### Exercise
Repeat each entry as written and leave the images out of the copy.

Extracted records:
+ + + +
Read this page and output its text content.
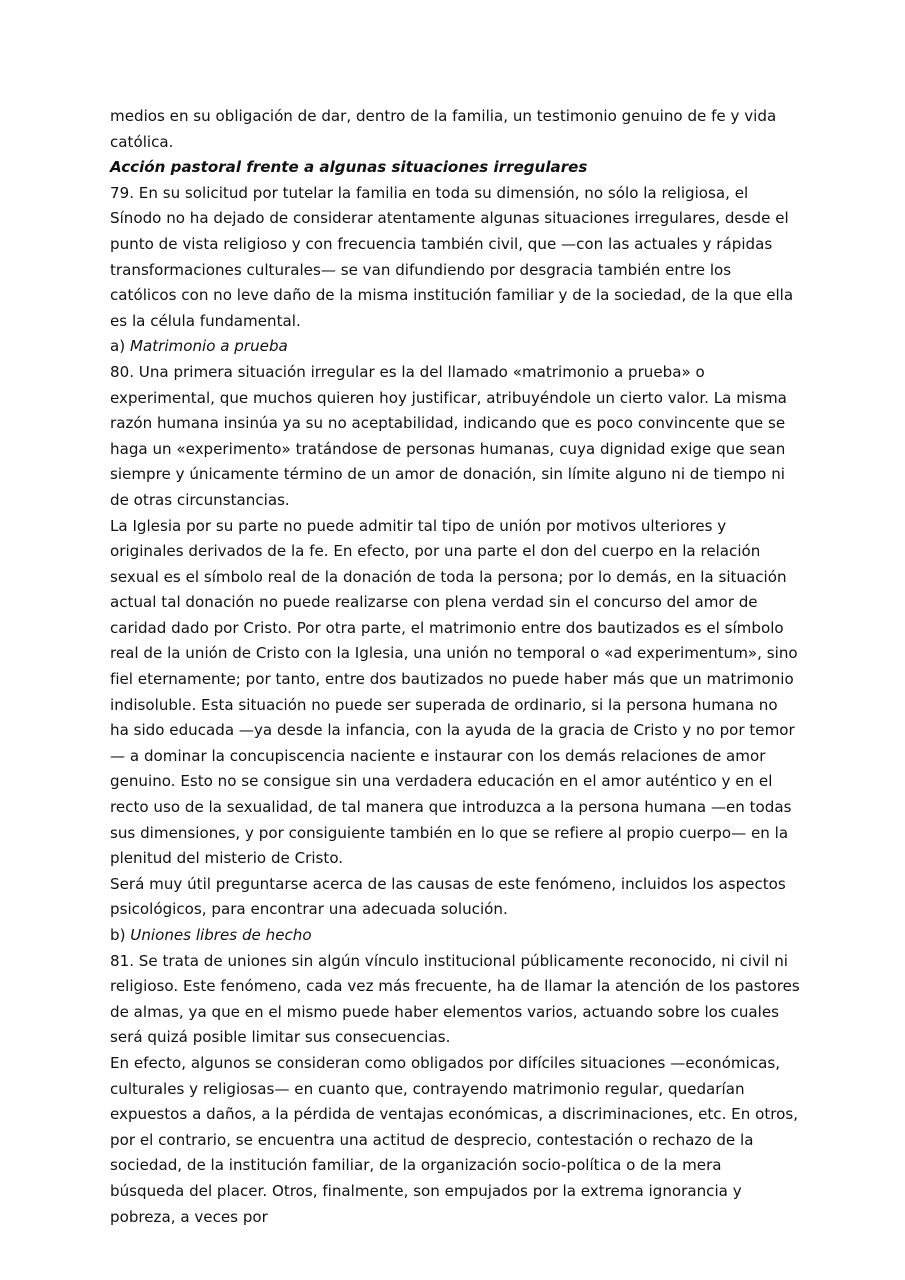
medios en su obligación de dar, dentro de la familia, un testimonio genuino de fe y vida católica.

Acción pastoral frente a algunas situaciones irregulares

79. En su solicitud por tutelar la familia en toda su dimensión, no sólo la religiosa, el Sínodo no ha dejado de considerar atentamente algunas situaciones irregulares, desde el punto de vista religioso y con frecuencia también civil, que —con las actuales y rápidas transformaciones culturales— se van difundiendo por desgracia también entre los católicos con no leve daño de la misma institución familiar y de la sociedad, de la que ella es la célula fundamental.

a) Matrimonio a prueba

80. Una primera situación irregular es la del llamado «matrimonio a prueba» o experimental, que muchos quieren hoy justificar, atribuyéndole un cierto valor. La misma razón humana insinúa ya su no aceptabilidad, indicando que es poco convincente que se haga un «experimento» tratándose de personas humanas, cuya dignidad exige que sean siempre y únicamente término de un amor de donación, sin límite alguno ni de tiempo ni de otras circunstancias.

La Iglesia por su parte no puede admitir tal tipo de unión por motivos ulteriores y originales derivados de la fe. En efecto, por una parte el don del cuerpo en la relación sexual es el símbolo real de la donación de toda la persona; por lo demás, en la situación actual tal donación no puede realizarse con plena verdad sin el concurso del amor de caridad dado por Cristo. Por otra parte, el matrimonio entre dos bautizados es el símbolo real de la unión de Cristo con la Iglesia, una unión no temporal o «ad experimentum», sino fiel eternamente; por tanto, entre dos bautizados no puede haber más que un matrimonio indisoluble. Esta situación no puede ser superada de ordinario, si la persona humana no ha sido educada —ya desde la infancia, con la ayuda de la gracia de Cristo y no por temor— a dominar la concupiscencia naciente e instaurar con los demás relaciones de amor genuino. Esto no se consigue sin una verdadera educación en el amor auténtico y en el recto uso de la sexualidad, de tal manera que introduzca a la persona humana —en todas sus dimensiones, y por consiguiente también en lo que se refiere al propio cuerpo— en la plenitud del misterio de Cristo.

Será muy útil preguntarse acerca de las causas de este fenómeno, incluidos los aspectos psicológicos, para encontrar una adecuada solución.

b) Uniones libres de hecho

81. Se trata de uniones sin algún vínculo institucional públicamente reconocido, ni civil ni religioso. Este fenómeno, cada vez más frecuente, ha de llamar la atención de los pastores de almas, ya que en el mismo puede haber elementos varios, actuando sobre los cuales será quizá posible limitar sus consecuencias.

En efecto, algunos se consideran como obligados por difíciles situaciones —económicas, culturales y religiosas— en cuanto que, contrayendo matrimonio regular, quedarían expuestos a daños, a la pérdida de ventajas económicas, a discriminaciones, etc. En otros, por el contrario, se encuentra una actitud de desprecio, contestación o rechazo de la sociedad, de la institución familiar, de la organización socio-política o de la mera búsqueda del placer. Otros, finalmente, son empujados por la extrema ignorancia y pobreza, a veces por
+ + + +
### Solution for this exercise
Read this page and output its text content.
medios en su obligación de dar, dentro de la familia, un testimonio genuino de fe y vida católica.

Acción pastoral frente a algunas situaciones irregulares

79. En su solicitud por tutelar la familia en toda su dimensión, no sólo la religiosa, el Sínodo no ha dejado de considerar atentamente algunas situaciones irregulares, desde el punto de vista religioso y con frecuencia también civil, que —con las actuales y rápidas transformaciones culturales— se van difundiendo por desgracia también entre los católicos con no leve daño de la misma institución familiar y de la sociedad, de la que ella es la célula fundamental.

a) Matrimonio a prueba

80. Una primera situación irregular es la del llamado «matrimonio a prueba» o experimental, que muchos quieren hoy justificar, atribuyéndole un cierto valor. La misma razón humana insinúa ya su no aceptabilidad, indicando que es poco convincente que se haga un «experimento» tratándose de personas humanas, cuya dignidad exige que sean siempre y únicamente término de un amor de donación, sin límite alguno ni de tiempo ni de otras circunstancias.

La Iglesia por su parte no puede admitir tal tipo de unión por motivos ulteriores y originales derivados de la fe. En efecto, por una parte el don del cuerpo en la relación sexual es el símbolo real de la donación de toda la persona; por lo demás, en la situación actual tal donación no puede realizarse con plena verdad sin el concurso del amor de caridad dado por Cristo. Por otra parte, el matrimonio entre dos bautizados es el símbolo real de la unión de Cristo con la Iglesia, una unión no temporal o «ad experimentum», sino fiel eternamente; por tanto, entre dos bautizados no puede haber más que un matrimonio indisoluble. Esta situación no puede ser superada de ordinario, si la persona humana no ha sido educada —ya desde la infancia, con la ayuda de la gracia de Cristo y no por temor— a dominar la concupiscencia naciente e instaurar con los demás relaciones de amor genuino. Esto no se consigue sin una verdadera educación en el amor auténtico y en el recto uso de la sexualidad, de tal manera que introduzca a la persona humana —en todas sus dimensiones, y por consiguiente también en lo que se refiere al propio cuerpo— en la plenitud del misterio de Cristo.

Será muy útil preguntarse acerca de las causas de este fenómeno, incluidos los aspectos psicológicos, para encontrar una adecuada solución.

b) Uniones libres de hecho

81. Se trata de uniones sin algún vínculo institucional públicamente reconocido, ni civil ni religioso. Este fenómeno, cada vez más frecuente, ha de llamar la atención de los pastores de almas, ya que en el mismo puede haber elementos varios, actuando sobre los cuales será quizá posible limitar sus consecuencias.

En efecto, algunos se consideran como obligados por difíciles situaciones —económicas, culturales y religiosas— en cuanto que, contrayendo matrimonio regular, quedarían expuestos a daños, a la pérdida de ventajas económicas, a discriminaciones, etc. En otros, por el contrario, se encuentra una actitud de desprecio, contestación o rechazo de la sociedad, de la institución familiar, de la organización socio-política o de la mera búsqueda del placer. Otros, finalmente, son empujados por la extrema ignorancia y pobreza, a veces por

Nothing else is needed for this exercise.